→ EXERCISE: Please copy every line of the records below that holds the word "right".

## start

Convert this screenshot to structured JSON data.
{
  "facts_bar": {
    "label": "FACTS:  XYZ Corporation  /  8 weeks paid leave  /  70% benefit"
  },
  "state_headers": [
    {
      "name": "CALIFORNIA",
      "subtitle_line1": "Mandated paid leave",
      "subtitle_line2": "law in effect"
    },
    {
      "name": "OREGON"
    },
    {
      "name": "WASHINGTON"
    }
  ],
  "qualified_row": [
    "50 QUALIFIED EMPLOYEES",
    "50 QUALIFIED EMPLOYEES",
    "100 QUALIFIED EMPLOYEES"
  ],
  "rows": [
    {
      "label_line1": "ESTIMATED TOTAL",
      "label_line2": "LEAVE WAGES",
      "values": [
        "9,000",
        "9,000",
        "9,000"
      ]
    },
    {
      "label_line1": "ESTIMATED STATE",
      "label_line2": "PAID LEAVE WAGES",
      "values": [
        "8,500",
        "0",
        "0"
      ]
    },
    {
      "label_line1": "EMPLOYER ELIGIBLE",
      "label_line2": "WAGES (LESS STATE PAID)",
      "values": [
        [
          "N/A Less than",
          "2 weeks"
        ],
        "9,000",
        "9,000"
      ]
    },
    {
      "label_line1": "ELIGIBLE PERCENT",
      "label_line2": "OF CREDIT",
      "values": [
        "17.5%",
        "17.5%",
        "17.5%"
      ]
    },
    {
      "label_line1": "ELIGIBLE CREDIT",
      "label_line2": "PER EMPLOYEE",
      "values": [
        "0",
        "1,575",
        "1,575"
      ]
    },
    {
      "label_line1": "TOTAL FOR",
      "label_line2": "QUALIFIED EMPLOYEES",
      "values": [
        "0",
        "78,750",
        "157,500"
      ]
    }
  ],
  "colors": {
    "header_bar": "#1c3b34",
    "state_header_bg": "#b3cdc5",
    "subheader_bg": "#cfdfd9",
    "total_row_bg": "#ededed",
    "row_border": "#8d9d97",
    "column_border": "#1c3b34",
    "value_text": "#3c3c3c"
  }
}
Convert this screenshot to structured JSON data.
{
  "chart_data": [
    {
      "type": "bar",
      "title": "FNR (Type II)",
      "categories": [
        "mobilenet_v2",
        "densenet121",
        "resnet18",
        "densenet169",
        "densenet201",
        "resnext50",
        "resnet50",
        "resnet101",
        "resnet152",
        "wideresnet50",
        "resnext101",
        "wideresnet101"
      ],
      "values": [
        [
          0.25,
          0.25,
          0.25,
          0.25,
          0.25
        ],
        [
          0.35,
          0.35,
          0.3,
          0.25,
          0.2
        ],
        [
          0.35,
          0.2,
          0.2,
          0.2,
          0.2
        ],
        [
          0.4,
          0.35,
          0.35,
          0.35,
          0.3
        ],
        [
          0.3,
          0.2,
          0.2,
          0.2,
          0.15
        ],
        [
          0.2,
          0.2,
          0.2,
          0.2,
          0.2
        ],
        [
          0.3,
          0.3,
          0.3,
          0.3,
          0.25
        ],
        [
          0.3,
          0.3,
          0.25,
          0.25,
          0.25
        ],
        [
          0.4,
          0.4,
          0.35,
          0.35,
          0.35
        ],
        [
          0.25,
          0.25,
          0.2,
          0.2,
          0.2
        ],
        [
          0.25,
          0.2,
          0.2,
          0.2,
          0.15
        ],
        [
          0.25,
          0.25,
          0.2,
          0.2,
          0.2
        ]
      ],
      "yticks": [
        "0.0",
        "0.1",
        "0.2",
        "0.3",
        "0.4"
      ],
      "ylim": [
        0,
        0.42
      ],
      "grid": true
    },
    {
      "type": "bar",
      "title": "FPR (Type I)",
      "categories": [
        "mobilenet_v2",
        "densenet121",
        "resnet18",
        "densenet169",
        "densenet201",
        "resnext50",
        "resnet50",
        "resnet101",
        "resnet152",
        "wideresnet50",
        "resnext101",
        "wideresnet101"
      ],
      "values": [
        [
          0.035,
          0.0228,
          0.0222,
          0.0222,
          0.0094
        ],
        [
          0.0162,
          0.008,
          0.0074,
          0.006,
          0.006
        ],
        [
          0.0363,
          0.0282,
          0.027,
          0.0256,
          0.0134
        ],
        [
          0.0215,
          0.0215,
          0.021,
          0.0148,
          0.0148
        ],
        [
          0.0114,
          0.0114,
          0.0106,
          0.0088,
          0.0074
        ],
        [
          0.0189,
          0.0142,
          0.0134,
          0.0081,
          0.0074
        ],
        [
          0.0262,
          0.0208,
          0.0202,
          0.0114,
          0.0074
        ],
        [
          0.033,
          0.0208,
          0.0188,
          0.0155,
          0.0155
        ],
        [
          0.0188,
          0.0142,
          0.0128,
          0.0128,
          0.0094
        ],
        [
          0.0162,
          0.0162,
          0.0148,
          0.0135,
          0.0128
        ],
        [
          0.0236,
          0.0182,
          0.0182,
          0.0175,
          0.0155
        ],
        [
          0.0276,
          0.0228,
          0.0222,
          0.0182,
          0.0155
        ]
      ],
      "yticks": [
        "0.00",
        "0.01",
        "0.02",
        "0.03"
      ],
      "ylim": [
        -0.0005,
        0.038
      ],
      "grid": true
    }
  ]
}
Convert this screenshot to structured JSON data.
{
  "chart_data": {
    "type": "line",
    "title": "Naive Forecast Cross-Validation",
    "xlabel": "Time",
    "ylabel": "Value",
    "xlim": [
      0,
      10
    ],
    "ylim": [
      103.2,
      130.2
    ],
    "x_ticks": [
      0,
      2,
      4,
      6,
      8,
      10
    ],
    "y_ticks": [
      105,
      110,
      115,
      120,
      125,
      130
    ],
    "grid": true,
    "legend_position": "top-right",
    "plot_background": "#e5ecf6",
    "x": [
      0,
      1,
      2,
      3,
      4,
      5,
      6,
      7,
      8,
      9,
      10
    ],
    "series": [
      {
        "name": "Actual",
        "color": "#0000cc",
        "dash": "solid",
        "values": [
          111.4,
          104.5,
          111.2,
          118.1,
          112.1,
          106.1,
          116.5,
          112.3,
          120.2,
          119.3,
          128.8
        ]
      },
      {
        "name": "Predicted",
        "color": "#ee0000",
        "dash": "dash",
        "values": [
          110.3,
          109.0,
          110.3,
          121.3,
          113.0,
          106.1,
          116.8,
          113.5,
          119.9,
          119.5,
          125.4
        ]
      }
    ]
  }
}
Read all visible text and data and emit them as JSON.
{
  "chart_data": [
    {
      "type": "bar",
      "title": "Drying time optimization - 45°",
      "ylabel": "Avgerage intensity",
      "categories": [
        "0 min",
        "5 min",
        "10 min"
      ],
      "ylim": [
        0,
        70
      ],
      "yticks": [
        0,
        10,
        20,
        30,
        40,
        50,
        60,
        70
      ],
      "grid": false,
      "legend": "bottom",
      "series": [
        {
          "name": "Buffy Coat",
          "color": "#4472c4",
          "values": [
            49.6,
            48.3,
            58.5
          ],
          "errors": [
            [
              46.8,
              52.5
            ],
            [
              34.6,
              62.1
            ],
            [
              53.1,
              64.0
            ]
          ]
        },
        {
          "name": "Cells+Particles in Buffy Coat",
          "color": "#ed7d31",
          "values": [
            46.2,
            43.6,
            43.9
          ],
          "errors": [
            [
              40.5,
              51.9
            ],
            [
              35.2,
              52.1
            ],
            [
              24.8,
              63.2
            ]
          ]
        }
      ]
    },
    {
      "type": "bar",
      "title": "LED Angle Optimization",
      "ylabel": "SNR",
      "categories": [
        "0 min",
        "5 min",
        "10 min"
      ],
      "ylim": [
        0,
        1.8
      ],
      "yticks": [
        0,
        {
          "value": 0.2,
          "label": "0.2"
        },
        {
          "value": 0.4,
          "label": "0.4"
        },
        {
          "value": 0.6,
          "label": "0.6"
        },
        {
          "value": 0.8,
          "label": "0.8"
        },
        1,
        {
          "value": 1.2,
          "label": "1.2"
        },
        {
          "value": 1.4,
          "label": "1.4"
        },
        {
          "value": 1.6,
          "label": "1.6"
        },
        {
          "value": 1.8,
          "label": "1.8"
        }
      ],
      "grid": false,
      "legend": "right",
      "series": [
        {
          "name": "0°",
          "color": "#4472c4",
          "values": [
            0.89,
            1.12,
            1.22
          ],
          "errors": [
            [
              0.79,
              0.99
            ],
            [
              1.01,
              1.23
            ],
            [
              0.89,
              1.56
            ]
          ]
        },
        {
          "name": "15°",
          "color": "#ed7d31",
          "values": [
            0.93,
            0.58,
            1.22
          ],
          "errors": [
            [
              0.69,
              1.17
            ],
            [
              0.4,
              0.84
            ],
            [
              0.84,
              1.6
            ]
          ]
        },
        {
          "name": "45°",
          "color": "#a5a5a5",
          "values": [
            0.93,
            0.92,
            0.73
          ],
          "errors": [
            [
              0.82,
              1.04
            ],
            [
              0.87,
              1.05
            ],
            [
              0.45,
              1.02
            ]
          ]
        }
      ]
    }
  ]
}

## end

→ COMPLETE RESPONSE:
    "legend_position": "top-right",
      "legend": "right",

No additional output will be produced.